*Written exercise:* Each line that holds the word "text" should be returned.

**** Provided information ****

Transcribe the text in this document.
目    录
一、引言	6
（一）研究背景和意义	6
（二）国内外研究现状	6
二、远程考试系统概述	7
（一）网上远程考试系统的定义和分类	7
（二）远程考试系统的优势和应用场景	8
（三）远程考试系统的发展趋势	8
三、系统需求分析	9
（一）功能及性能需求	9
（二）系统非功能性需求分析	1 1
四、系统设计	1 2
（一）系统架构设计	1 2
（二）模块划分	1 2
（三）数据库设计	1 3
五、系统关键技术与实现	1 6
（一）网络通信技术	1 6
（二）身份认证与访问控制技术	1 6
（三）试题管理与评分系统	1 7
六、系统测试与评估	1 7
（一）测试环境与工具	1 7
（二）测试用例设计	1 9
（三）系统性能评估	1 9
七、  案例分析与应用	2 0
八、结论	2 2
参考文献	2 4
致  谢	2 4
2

****
**** Provided information ****

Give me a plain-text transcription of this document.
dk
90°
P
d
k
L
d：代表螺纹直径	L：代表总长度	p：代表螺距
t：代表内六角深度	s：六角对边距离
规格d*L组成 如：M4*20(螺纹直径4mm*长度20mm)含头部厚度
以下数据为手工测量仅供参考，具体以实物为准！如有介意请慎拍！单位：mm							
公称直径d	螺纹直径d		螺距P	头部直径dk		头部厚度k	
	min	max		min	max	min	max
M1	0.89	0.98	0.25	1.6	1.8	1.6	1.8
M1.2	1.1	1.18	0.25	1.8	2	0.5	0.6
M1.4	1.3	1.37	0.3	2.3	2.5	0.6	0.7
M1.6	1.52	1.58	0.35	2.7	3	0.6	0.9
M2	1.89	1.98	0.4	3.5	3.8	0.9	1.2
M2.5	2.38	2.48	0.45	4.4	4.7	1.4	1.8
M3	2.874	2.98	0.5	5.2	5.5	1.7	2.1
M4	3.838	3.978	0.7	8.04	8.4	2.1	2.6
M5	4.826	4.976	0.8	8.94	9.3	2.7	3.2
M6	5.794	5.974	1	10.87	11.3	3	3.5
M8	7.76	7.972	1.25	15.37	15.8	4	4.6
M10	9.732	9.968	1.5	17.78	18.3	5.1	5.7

****

*Response to the task:*
Transcribe the text in this document.
Give me a plain-text transcription of this document.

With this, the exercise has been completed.